INFORMATION GIVEN ->

■ ■ ■ ■

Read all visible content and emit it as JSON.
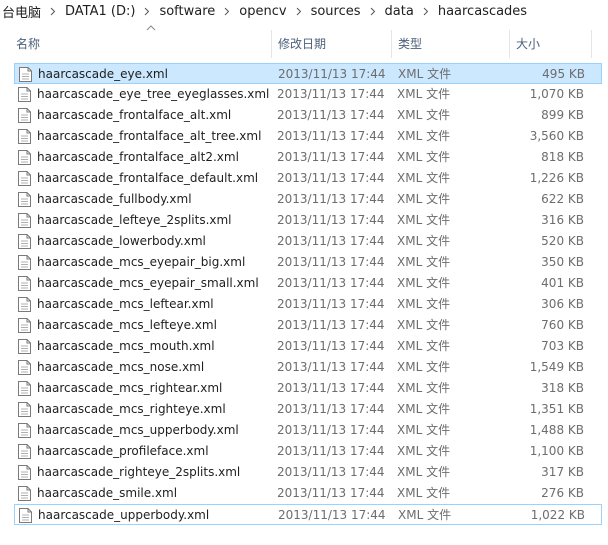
{
  "breadcrumb": {
    "items": [
      "台电脑",
      "DATA1 (D:)",
      "software",
      "opencv",
      "sources",
      "data",
      "haarcascades"
    ]
  },
  "columns": {
    "name": "名称",
    "date": "修改日期",
    "type": "类型",
    "size": "大小",
    "sort_indicator": "sort-ascending-icon"
  },
  "colors": {
    "selected_bg": "#cce8ff",
    "selected_border": "#99d1ff",
    "header_text": "#4c607a"
  },
  "files": [
    {
      "name": "haarcascade_eye.xml",
      "date": "2013/11/13 17:44",
      "type": "XML 文件",
      "size": "495 KB",
      "state": "selected"
    },
    {
      "name": "haarcascade_eye_tree_eyeglasses.xml",
      "date": "2013/11/13 17:44",
      "type": "XML 文件",
      "size": "1,070 KB",
      "state": ""
    },
    {
      "name": "haarcascade_frontalface_alt.xml",
      "date": "2013/11/13 17:44",
      "type": "XML 文件",
      "size": "899 KB",
      "state": ""
    },
    {
      "name": "haarcascade_frontalface_alt_tree.xml",
      "date": "2013/11/13 17:44",
      "type": "XML 文件",
      "size": "3,560 KB",
      "state": ""
    },
    {
      "name": "haarcascade_frontalface_alt2.xml",
      "date": "2013/11/13 17:44",
      "type": "XML 文件",
      "size": "818 KB",
      "state": ""
    },
    {
      "name": "haarcascade_frontalface_default.xml",
      "date": "2013/11/13 17:44",
      "type": "XML 文件",
      "size": "1,226 KB",
      "state": ""
    },
    {
      "name": "haarcascade_fullbody.xml",
      "date": "2013/11/13 17:44",
      "type": "XML 文件",
      "size": "622 KB",
      "state": ""
    },
    {
      "name": "haarcascade_lefteye_2splits.xml",
      "date": "2013/11/13 17:44",
      "type": "XML 文件",
      "size": "316 KB",
      "state": ""
    },
    {
      "name": "haarcascade_lowerbody.xml",
      "date": "2013/11/13 17:44",
      "type": "XML 文件",
      "size": "520 KB",
      "state": ""
    },
    {
      "name": "haarcascade_mcs_eyepair_big.xml",
      "date": "2013/11/13 17:44",
      "type": "XML 文件",
      "size": "350 KB",
      "state": ""
    },
    {
      "name": "haarcascade_mcs_eyepair_small.xml",
      "date": "2013/11/13 17:44",
      "type": "XML 文件",
      "size": "401 KB",
      "state": ""
    },
    {
      "name": "haarcascade_mcs_leftear.xml",
      "date": "2013/11/13 17:44",
      "type": "XML 文件",
      "size": "306 KB",
      "state": ""
    },
    {
      "name": "haarcascade_mcs_lefteye.xml",
      "date": "2013/11/13 17:44",
      "type": "XML 文件",
      "size": "760 KB",
      "state": ""
    },
    {
      "name": "haarcascade_mcs_mouth.xml",
      "date": "2013/11/13 17:44",
      "type": "XML 文件",
      "size": "703 KB",
      "state": ""
    },
    {
      "name": "haarcascade_mcs_nose.xml",
      "date": "2013/11/13 17:44",
      "type": "XML 文件",
      "size": "1,549 KB",
      "state": ""
    },
    {
      "name": "haarcascade_mcs_rightear.xml",
      "date": "2013/11/13 17:44",
      "type": "XML 文件",
      "size": "318 KB",
      "state": ""
    },
    {
      "name": "haarcascade_mcs_righteye.xml",
      "date": "2013/11/13 17:44",
      "type": "XML 文件",
      "size": "1,351 KB",
      "state": ""
    },
    {
      "name": "haarcascade_mcs_upperbody.xml",
      "date": "2013/11/13 17:44",
      "type": "XML 文件",
      "size": "1,488 KB",
      "state": ""
    },
    {
      "name": "haarcascade_profileface.xml",
      "date": "2013/11/13 17:44",
      "type": "XML 文件",
      "size": "1,100 KB",
      "state": ""
    },
    {
      "name": "haarcascade_righteye_2splits.xml",
      "date": "2013/11/13 17:44",
      "type": "XML 文件",
      "size": "317 KB",
      "state": ""
    },
    {
      "name": "haarcascade_smile.xml",
      "date": "2013/11/13 17:44",
      "type": "XML 文件",
      "size": "276 KB",
      "state": ""
    },
    {
      "name": "haarcascade_upperbody.xml",
      "date": "2013/11/13 17:44",
      "type": "XML 文件",
      "size": "1,022 KB",
      "state": "focused"
    }
  ]
}
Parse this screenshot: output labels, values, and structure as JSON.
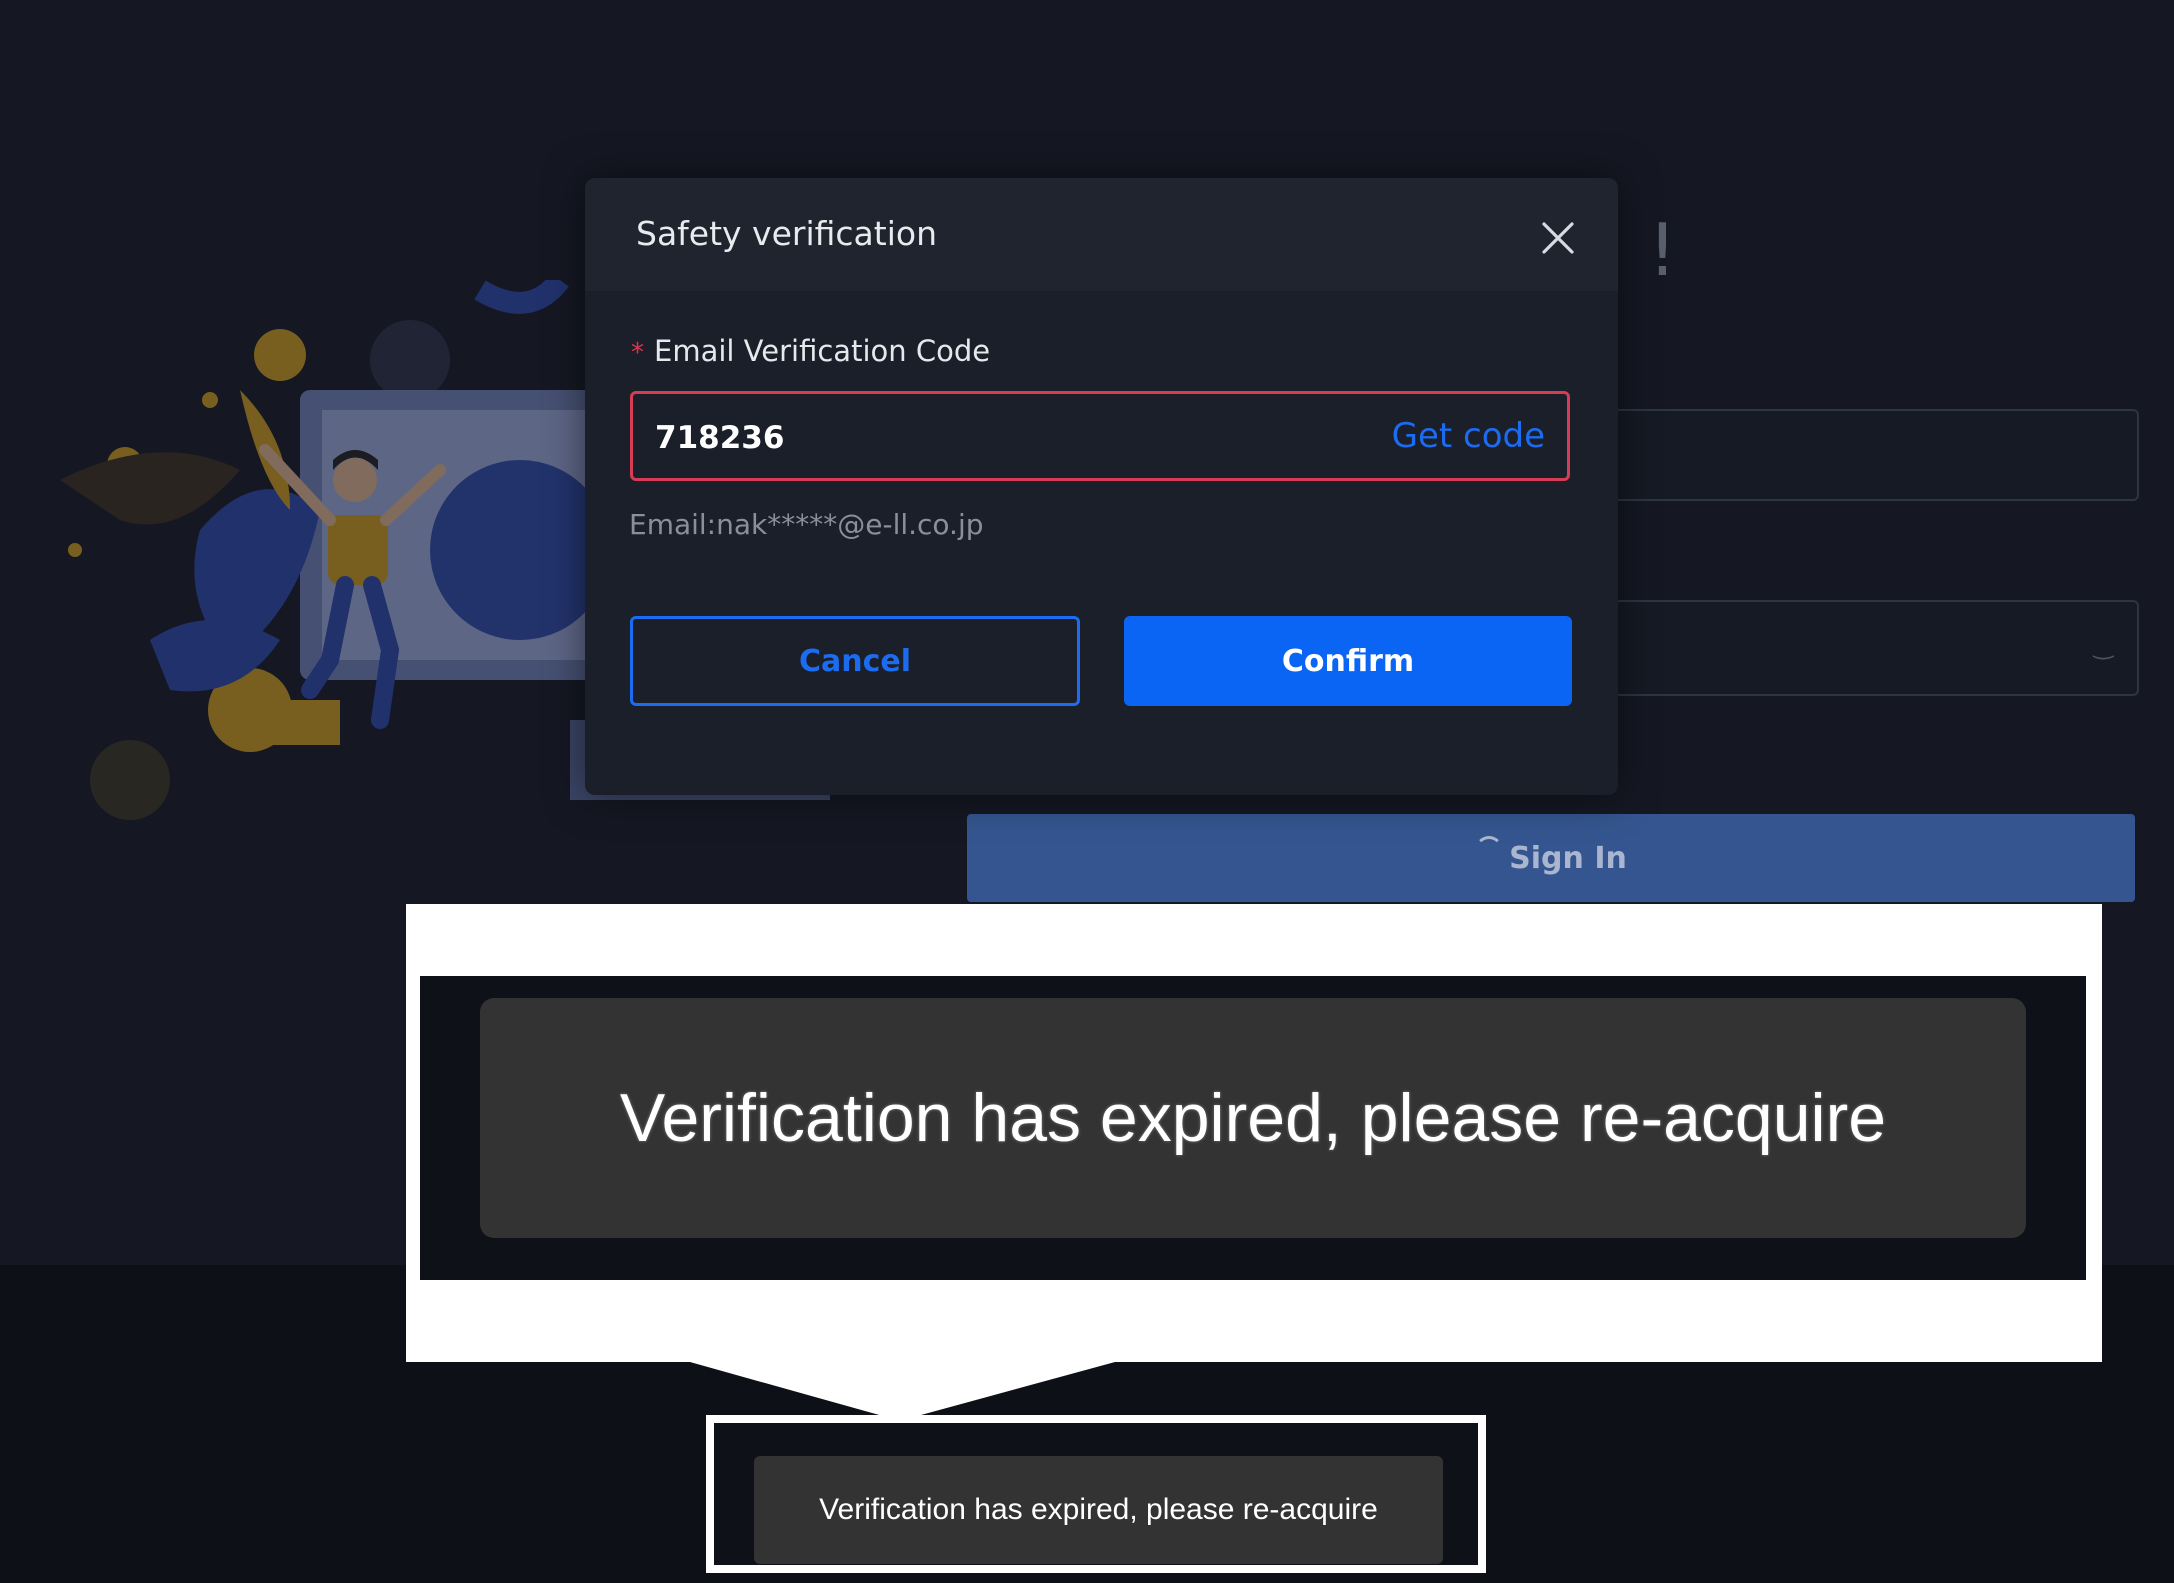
{
  "modal": {
    "title": "Safety verification",
    "field_label": "Email Verification Code",
    "required_marker": "*",
    "code_value": "718236",
    "get_code_label": "Get code",
    "email_hint": "Email:nak*****@e-ll.co.jp",
    "cancel_label": "Cancel",
    "confirm_label": "Confirm"
  },
  "background_form": {
    "heading_fragment": "!",
    "signin_label": "Sign In"
  },
  "toast": {
    "message": "Verification has expired, please re-acquire",
    "zoomed_message": "Verification has expired, please re-acquire"
  },
  "colors": {
    "accent": "#0a65f5",
    "error": "#d63d55",
    "background": "#151823",
    "toast": "#333333"
  },
  "icons": [
    "close-icon",
    "eye-closed-icon",
    "loading-spinner-icon"
  ]
}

■ ■ ■ ■

TO DO -> Every line of the data above should be quoted exactly. Omit the pictures.

EXERCISE ANSWER ->
Read all visible content and emit it as JSON.
{
  "breadcrumb": {
    "items": [
      "台电脑",
      "DATA1 (D:)",
      "software",
      "opencv",
      "sources",
      "data",
      "haarcascades"
    ]
  },
  "columns": {
    "name": "名称",
    "date": "修改日期",
    "type": "类型",
    "size": "大小",
    "sort_indicator": "sort-ascending-icon"
  },
  "colors": {
    "selected_bg": "#cce8ff",
    "selected_border": "#99d1ff",
    "header_text": "#4c607a"
  },
  "files": [
    {
      "name": "haarcascade_eye.xml",
      "date": "2013/11/13 17:44",
      "type": "XML 文件",
      "size": "495 KB",
      "state": "selected"
    },
    {
      "name": "haarcascade_eye_tree_eyeglasses.xml",
      "date": "2013/11/13 17:44",
      "type": "XML 文件",
      "size": "1,070 KB",
      "state": ""
    },
    {
      "name": "haarcascade_frontalface_alt.xml",
      "date": "2013/11/13 17:44",
      "type": "XML 文件",
      "size": "899 KB",
      "state": ""
    },
    {
      "name": "haarcascade_frontalface_alt_tree.xml",
      "date": "2013/11/13 17:44",
      "type": "XML 文件",
      "size": "3,560 KB",
      "state": ""
    },
    {
      "name": "haarcascade_frontalface_alt2.xml",
      "date": "2013/11/13 17:44",
      "type": "XML 文件",
      "size": "818 KB",
      "state": ""
    },
    {
      "name": "haarcascade_frontalface_default.xml",
      "date": "2013/11/13 17:44",
      "type": "XML 文件",
      "size": "1,226 KB",
      "state": ""
    },
    {
      "name": "haarcascade_fullbody.xml",
      "date": "2013/11/13 17:44",
      "type": "XML 文件",
      "size": "622 KB",
      "state": ""
    },
    {
      "name": "haarcascade_lefteye_2splits.xml",
      "date": "2013/11/13 17:44",
      "type": "XML 文件",
      "size": "316 KB",
      "state": ""
    },
    {
      "name": "haarcascade_lowerbody.xml",
      "date": "2013/11/13 17:44",
      "type": "XML 文件",
      "size": "520 KB",
      "state": ""
    },
    {
      "name": "haarcascade_mcs_eyepair_big.xml",
      "date": "2013/11/13 17:44",
      "type": "XML 文件",
      "size": "350 KB",
      "state": ""
    },
    {
      "name": "haarcascade_mcs_eyepair_small.xml",
      "date": "2013/11/13 17:44",
      "type": "XML 文件",
      "size": "401 KB",
      "state": ""
    },
    {
      "name": "haarcascade_mcs_leftear.xml",
      "date": "2013/11/13 17:44",
      "type": "XML 文件",
      "size": "306 KB",
      "state": ""
    },
    {
      "name": "haarcascade_mcs_lefteye.xml",
      "date": "2013/11/13 17:44",
      "type": "XML 文件",
      "size": "760 KB",
      "state": ""
    },
    {
      "name": "haarcascade_mcs_mouth.xml",
      "date": "2013/11/13 17:44",
      "type": "XML 文件",
      "size": "703 KB",
      "state": ""
    },
    {
      "name": "haarcascade_mcs_nose.xml",
      "date": "2013/11/13 17:44",
      "type": "XML 文件",
      "size": "1,549 KB",
      "state": ""
    },
    {
      "name": "haarcascade_mcs_rightear.xml",
      "date": "2013/11/13 17:44",
      "type": "XML 文件",
      "size": "318 KB",
      "state": ""
    },
    {
      "name": "haarcascade_mcs_righteye.xml",
      "date": "2013/11/13 17:44",
      "type": "XML 文件",
      "size": "1,351 KB",
      "state": ""
    },
    {
      "name": "haarcascade_mcs_upperbody.xml",
      "date": "2013/11/13 17:44",
      "type": "XML 文件",
      "size": "1,488 KB",
      "state": ""
    },
    {
      "name": "haarcascade_profileface.xml",
      "date": "2013/11/13 17:44",
      "type": "XML 文件",
      "size": "1,100 KB",
      "state": ""
    },
    {
      "name": "haarcascade_righteye_2splits.xml",
      "date": "2013/11/13 17:44",
      "type": "XML 文件",
      "size": "317 KB",
      "state": ""
    },
    {
      "name": "haarcascade_smile.xml",
      "date": "2013/11/13 17:44",
      "type": "XML 文件",
      "size": "276 KB",
      "state": ""
    },
    {
      "name": "haarcascade_upperbody.xml",
      "date": "2013/11/13 17:44",
      "type": "XML 文件",
      "size": "1,022 KB",
      "state": "focused"
    }
  ]
}
Parse this screenshot: output labels, values, and structure as JSON.
{
  "modal": {
    "title": "Safety verification",
    "field_label": "Email Verification Code",
    "required_marker": "*",
    "code_value": "718236",
    "get_code_label": "Get code",
    "email_hint": "Email:nak*****@e-ll.co.jp",
    "cancel_label": "Cancel",
    "confirm_label": "Confirm"
  },
  "background_form": {
    "heading_fragment": "!",
    "signin_label": "Sign In"
  },
  "toast": {
    "message": "Verification has expired, please re-acquire",
    "zoomed_message": "Verification has expired, please re-acquire"
  },
  "colors": {
    "accent": "#0a65f5",
    "error": "#d63d55",
    "background": "#151823",
    "toast": "#333333"
  },
  "icons": [
    "close-icon",
    "eye-closed-icon",
    "loading-spinner-icon"
  ]
}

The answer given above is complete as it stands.